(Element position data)
┄┄┄┄┄┄
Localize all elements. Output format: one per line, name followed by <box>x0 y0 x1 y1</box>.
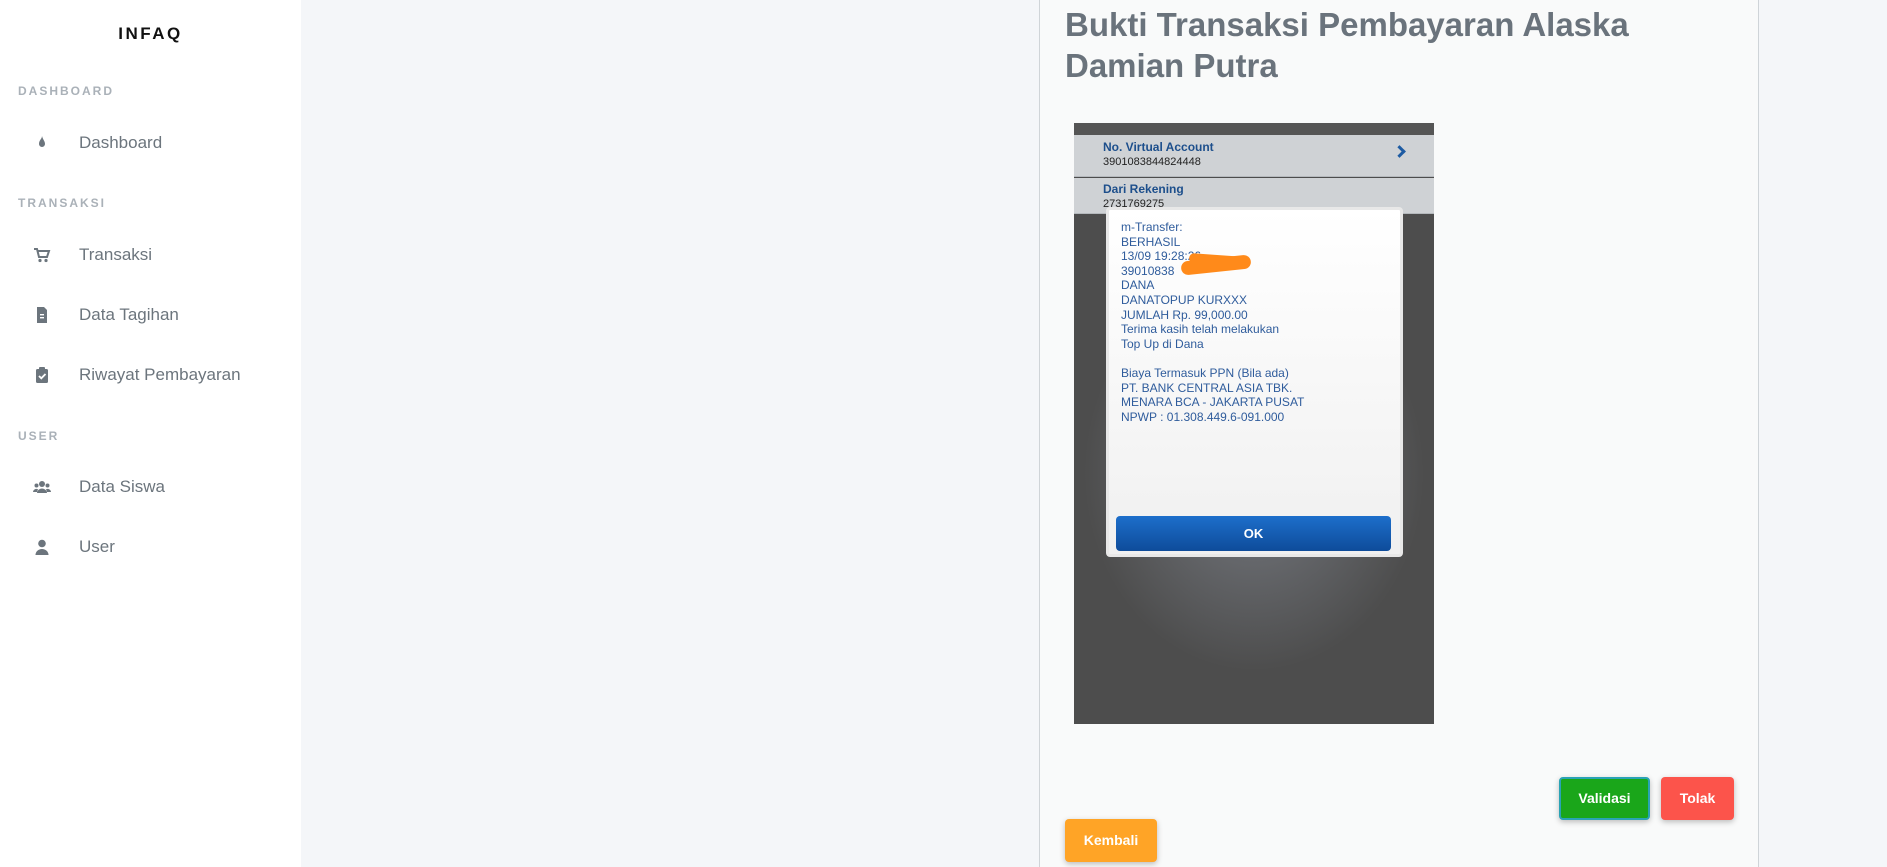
page-title: Bukti Transaksi Pembayaran Alaska Damian… <box>1065 6 1629 84</box>
receipt-row-virtual-account: No. Virtual Account 3901083844824448 <box>1074 135 1434 177</box>
sidebar-item-label: Data Siswa <box>79 477 165 496</box>
receipt-row-label: Dari Rekening <box>1103 182 1184 196</box>
brand-logo-text[interactable]: INFAQ <box>0 24 301 44</box>
transfer-success-dialog: m-Transfer: BERHASIL 13/09 19:28:26 3901… <box>1106 207 1403 557</box>
section-label-dashboard: DASHBOARD <box>18 84 114 98</box>
sidebar: INFAQ DASHBOARD Dashboard TRANSAKSI Tran… <box>0 0 301 867</box>
cart-icon <box>34 248 51 263</box>
sidebar-item-label: Transaksi <box>79 245 153 264</box>
user-icon <box>35 539 49 555</box>
section-label-transaksi: TRANSAKSI <box>18 196 107 210</box>
main-content: Bukti Transaksi Pembayaran Alaska Damian… <box>301 0 1887 867</box>
users-icon <box>33 481 51 493</box>
section-label-user: USER <box>18 429 60 443</box>
sidebar-item-label: Dashboard <box>79 133 163 152</box>
sidebar-item-data-siswa[interactable]: Data Siswa <box>0 467 301 507</box>
sidebar-item-label: Riwayat Pembayaran <box>79 365 241 384</box>
sidebar-item-transaksi[interactable]: Transaksi <box>0 235 301 275</box>
payment-proof-card: Bukti Transaksi Pembayaran Alaska Damian… <box>1039 0 1759 867</box>
sidebar-item-label: Data Tagihan <box>79 305 179 324</box>
dialog-ok-button: OK <box>1116 516 1391 551</box>
dialog-message: m-Transfer: BERHASIL 13/09 19:28:26 3901… <box>1121 220 1305 424</box>
tolak-button[interactable]: Tolak <box>1661 777 1734 820</box>
clipboard-check-icon <box>36 367 48 383</box>
receipt-row-label: No. Virtual Account <box>1103 140 1214 154</box>
sidebar-item-user[interactable]: User <box>0 527 301 567</box>
sidebar-item-data-tagihan[interactable]: Data Tagihan <box>0 295 301 335</box>
chevron-right-icon <box>1393 145 1406 158</box>
receipt-topbar <box>1074 123 1434 135</box>
fire-icon <box>39 136 45 147</box>
kembali-button[interactable]: Kembali <box>1065 819 1157 862</box>
sidebar-item-dashboard[interactable]: Dashboard <box>0 123 301 163</box>
invoice-icon <box>37 307 47 323</box>
receipt-image: No. Virtual Account 3901083844824448 Dar… <box>1074 123 1434 724</box>
sidebar-item-riwayat-pembayaran[interactable]: Riwayat Pembayaran <box>0 355 301 395</box>
receipt-row-value: 3901083844824448 <box>1103 156 1201 168</box>
validasi-button[interactable]: Validasi <box>1559 777 1650 820</box>
sidebar-item-label: User <box>79 537 115 556</box>
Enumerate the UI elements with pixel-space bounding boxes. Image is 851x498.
┄┄┄┄┄┄
= Problem to work on =
Tally the lines of the records above that contain the string "Virtual". What is the count? Reply with the number only.

= Task solution =
3